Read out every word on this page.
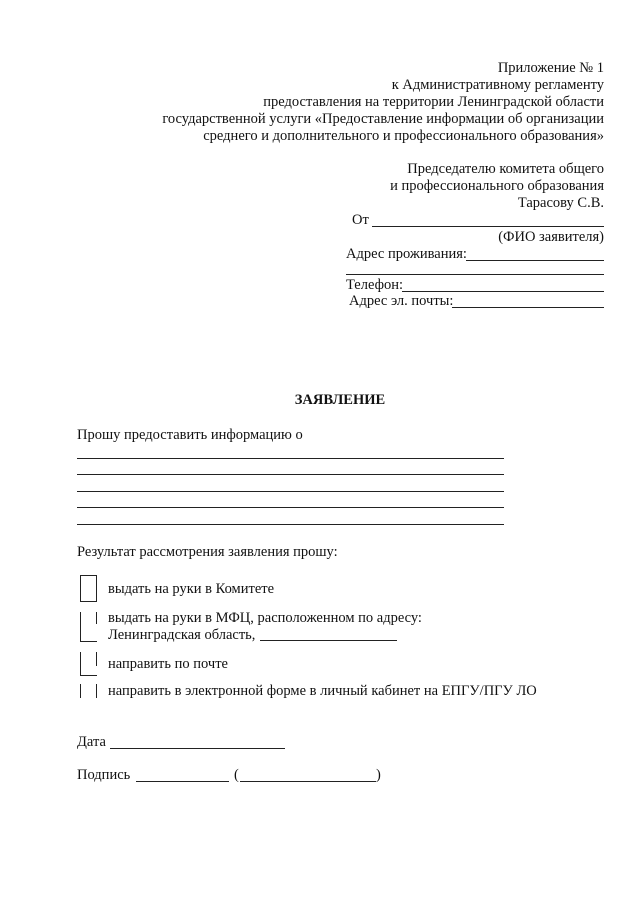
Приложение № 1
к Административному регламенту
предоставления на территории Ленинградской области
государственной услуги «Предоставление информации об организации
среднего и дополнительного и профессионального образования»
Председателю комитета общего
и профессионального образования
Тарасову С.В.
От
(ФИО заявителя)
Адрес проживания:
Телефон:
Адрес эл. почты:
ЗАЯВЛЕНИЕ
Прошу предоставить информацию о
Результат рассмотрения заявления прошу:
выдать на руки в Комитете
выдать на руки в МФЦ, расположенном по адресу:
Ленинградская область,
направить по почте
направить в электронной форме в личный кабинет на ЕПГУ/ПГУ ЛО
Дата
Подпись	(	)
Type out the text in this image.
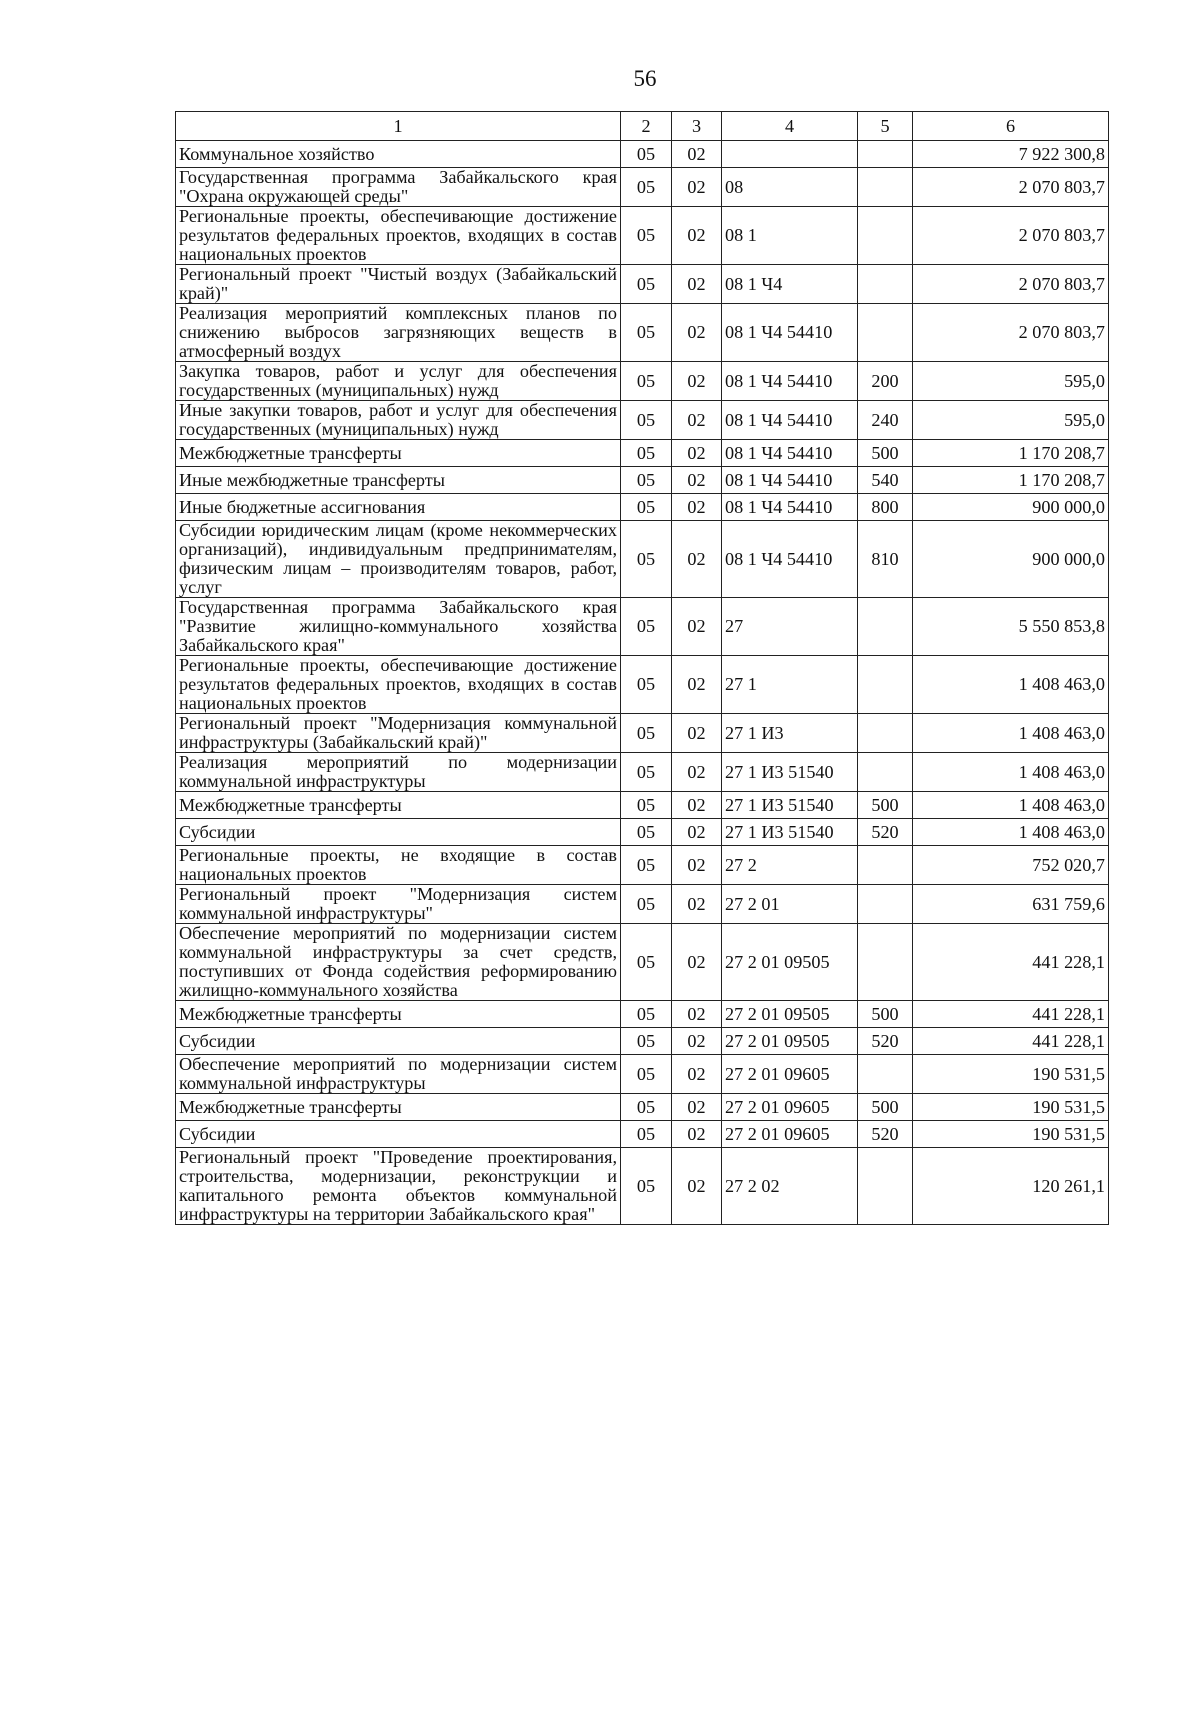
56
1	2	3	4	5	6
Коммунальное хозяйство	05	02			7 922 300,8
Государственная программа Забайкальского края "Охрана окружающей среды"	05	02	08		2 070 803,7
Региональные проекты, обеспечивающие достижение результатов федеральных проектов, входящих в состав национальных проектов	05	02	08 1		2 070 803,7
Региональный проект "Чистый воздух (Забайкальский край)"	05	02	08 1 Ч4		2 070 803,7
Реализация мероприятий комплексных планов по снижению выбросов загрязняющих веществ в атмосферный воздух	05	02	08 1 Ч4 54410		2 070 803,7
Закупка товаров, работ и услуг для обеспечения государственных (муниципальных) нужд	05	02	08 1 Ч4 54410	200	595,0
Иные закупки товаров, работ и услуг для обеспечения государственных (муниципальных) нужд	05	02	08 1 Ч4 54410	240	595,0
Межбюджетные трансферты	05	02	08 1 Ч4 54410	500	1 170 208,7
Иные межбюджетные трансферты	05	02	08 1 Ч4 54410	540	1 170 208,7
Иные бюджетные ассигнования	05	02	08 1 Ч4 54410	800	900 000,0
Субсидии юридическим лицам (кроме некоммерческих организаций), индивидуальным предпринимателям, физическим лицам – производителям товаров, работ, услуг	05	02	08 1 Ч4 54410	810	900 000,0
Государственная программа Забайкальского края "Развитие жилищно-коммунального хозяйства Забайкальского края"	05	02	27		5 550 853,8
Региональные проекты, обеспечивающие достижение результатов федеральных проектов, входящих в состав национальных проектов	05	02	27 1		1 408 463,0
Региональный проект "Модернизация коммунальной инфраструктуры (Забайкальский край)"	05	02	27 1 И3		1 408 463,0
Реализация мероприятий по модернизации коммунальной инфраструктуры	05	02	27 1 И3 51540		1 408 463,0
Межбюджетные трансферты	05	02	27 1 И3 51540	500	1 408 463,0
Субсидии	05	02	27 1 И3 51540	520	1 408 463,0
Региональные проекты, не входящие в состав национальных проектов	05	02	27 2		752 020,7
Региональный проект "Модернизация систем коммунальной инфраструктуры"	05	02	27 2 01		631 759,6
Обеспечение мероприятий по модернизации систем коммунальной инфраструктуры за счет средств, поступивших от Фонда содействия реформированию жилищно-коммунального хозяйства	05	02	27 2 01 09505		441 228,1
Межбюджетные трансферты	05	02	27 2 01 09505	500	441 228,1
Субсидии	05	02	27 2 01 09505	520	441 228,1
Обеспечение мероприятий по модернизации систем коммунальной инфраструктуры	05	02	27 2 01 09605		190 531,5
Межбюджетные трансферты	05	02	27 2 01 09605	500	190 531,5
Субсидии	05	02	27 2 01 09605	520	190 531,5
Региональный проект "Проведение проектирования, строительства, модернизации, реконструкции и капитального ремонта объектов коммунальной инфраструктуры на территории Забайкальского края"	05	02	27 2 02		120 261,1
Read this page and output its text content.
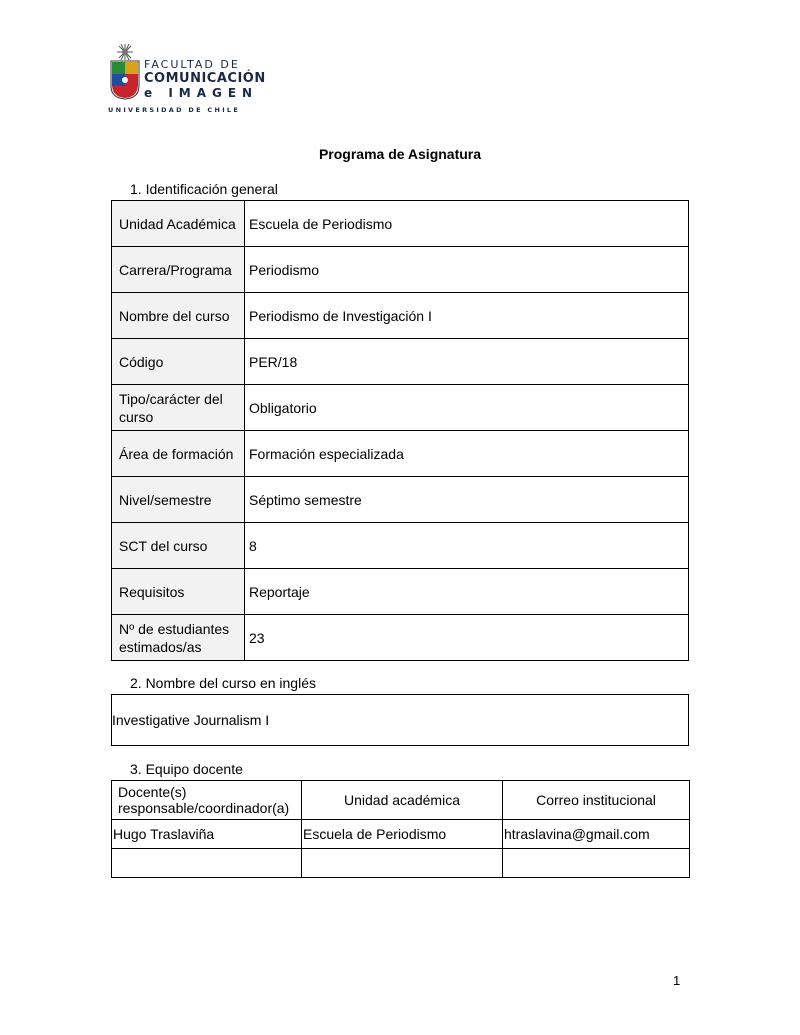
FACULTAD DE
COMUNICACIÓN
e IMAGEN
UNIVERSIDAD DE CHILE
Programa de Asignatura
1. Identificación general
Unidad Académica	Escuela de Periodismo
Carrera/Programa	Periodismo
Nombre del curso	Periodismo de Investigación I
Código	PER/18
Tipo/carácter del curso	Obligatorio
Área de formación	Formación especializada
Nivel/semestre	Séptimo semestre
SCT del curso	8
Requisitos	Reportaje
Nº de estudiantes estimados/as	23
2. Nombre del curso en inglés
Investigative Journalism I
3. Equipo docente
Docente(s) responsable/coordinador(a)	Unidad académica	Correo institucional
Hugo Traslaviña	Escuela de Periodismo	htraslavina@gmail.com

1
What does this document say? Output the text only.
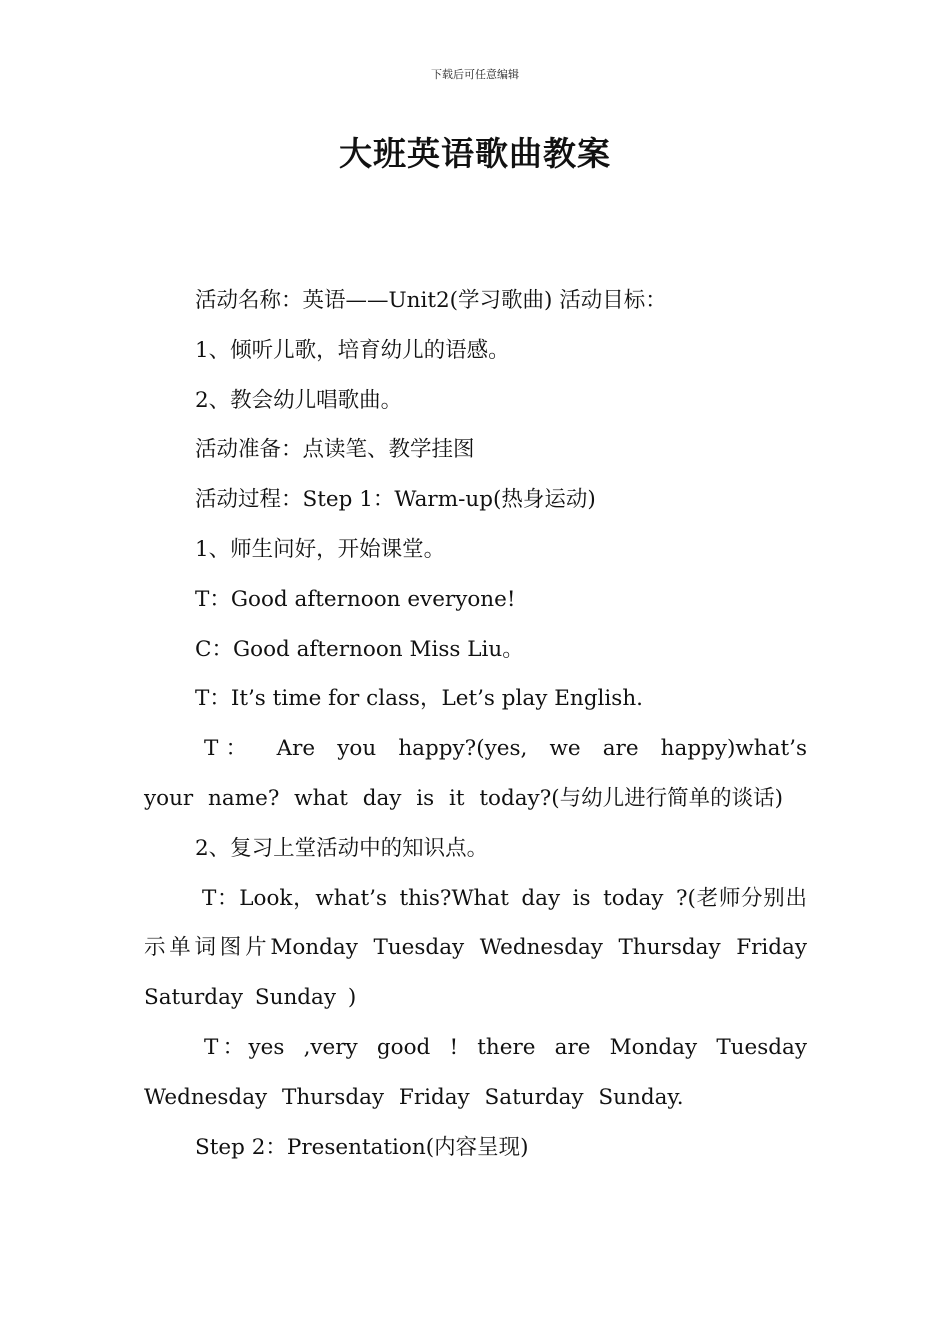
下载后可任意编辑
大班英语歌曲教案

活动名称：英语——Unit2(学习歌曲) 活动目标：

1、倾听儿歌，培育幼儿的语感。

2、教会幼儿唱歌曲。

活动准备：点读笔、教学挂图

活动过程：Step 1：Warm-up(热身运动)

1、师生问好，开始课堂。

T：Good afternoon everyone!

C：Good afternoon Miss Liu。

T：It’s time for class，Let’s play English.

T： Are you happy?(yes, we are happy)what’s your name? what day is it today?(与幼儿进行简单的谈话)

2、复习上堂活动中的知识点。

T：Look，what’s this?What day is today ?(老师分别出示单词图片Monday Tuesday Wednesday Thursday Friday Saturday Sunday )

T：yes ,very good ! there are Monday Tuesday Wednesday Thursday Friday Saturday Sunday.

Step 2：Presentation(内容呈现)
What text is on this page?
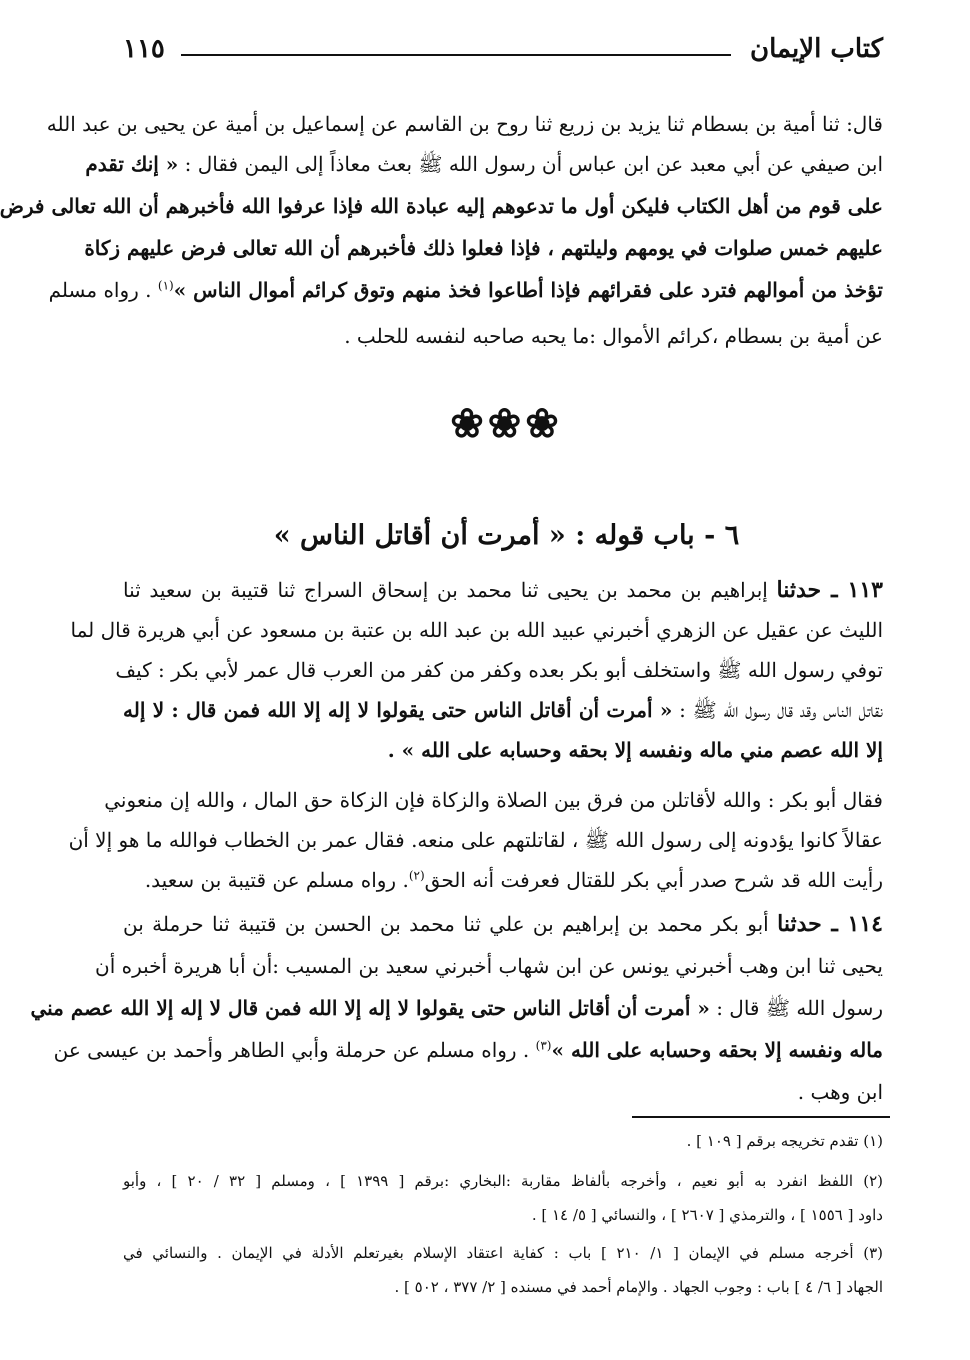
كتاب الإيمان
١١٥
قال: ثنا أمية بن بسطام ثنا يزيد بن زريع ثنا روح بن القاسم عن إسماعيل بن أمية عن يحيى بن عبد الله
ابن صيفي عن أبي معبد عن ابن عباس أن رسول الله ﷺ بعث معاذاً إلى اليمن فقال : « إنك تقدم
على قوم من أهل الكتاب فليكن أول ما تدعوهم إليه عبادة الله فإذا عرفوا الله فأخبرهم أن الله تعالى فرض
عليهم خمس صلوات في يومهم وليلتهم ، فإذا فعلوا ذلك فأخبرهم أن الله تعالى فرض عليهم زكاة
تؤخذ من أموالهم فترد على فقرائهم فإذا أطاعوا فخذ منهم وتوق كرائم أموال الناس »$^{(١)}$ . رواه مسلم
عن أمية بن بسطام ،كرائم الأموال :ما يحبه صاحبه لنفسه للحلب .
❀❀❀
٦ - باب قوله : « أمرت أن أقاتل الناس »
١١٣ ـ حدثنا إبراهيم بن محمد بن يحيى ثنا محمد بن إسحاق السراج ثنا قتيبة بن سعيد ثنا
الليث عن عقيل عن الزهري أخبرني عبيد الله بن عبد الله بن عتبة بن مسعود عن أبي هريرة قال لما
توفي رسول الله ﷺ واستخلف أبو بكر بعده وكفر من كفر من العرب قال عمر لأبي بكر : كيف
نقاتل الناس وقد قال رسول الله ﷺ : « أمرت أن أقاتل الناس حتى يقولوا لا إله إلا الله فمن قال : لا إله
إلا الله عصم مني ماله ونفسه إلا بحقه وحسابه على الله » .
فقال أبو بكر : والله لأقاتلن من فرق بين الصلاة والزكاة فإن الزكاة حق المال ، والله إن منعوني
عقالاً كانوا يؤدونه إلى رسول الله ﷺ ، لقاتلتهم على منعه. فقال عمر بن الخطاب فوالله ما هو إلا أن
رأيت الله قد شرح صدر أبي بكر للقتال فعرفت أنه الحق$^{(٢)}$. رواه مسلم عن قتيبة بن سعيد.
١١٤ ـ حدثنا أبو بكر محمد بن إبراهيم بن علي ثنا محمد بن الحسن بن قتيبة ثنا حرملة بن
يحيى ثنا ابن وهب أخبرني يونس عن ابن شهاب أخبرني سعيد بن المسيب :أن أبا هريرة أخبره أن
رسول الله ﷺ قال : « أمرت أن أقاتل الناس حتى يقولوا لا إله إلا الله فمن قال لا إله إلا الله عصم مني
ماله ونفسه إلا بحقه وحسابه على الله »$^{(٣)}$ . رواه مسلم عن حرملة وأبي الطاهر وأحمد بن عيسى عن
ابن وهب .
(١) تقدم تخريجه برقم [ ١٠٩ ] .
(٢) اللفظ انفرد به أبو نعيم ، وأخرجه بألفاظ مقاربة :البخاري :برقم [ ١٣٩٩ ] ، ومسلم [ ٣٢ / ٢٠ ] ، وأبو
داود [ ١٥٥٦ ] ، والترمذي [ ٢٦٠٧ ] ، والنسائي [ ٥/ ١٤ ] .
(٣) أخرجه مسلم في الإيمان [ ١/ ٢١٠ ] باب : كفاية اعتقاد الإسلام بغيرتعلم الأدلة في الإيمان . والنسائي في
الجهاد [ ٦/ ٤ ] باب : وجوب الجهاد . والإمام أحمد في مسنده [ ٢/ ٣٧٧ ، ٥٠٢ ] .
• • • •
- OBJECTIVE -
Which lines contain the word "федеральных"? Copy each one.

- RESPONSE TO THIS TASK -
Региональные проекты, обеспечивающие достижение результатов федеральных проектов, входящих в состав национальных проектов	05	02	08 1		2 070 803,7
Региональные проекты, обеспечивающие достижение результатов федеральных проектов, входящих в состав национальных проектов	05	02	27 1		1 408 463,0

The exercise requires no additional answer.